Records contained in a dataset ::
•••••
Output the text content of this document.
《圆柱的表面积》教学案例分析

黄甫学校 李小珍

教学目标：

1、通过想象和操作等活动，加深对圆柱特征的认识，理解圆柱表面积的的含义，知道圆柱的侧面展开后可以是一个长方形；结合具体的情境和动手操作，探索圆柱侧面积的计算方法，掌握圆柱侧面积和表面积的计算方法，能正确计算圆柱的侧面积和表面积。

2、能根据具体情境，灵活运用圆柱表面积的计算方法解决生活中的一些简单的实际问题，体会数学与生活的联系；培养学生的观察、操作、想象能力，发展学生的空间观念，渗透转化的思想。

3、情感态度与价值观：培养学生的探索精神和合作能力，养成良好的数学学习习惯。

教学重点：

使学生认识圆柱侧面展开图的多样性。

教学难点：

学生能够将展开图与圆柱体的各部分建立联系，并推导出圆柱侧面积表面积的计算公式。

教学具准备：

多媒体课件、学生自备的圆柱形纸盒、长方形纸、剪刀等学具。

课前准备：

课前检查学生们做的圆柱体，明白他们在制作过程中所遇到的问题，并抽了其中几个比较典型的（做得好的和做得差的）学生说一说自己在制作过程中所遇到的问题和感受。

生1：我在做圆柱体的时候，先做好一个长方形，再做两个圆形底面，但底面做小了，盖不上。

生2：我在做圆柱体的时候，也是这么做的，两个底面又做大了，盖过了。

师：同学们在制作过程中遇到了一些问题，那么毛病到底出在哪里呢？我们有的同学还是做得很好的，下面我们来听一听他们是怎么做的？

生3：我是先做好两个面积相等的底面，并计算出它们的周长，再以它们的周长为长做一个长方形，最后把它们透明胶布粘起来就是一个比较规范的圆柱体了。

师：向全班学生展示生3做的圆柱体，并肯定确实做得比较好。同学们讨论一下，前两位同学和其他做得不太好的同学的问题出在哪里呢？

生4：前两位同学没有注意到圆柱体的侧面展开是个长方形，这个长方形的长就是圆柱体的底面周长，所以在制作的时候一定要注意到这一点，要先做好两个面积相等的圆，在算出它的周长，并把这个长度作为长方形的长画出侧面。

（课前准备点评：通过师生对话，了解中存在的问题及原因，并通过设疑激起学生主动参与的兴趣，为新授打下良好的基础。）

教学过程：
•••••
WHAT YOU HAVE TO DO ::
Report how many lines hold the string "我在做圆柱体的时候", giving the number and nothing else.

THE COMPLETED TASK ::
2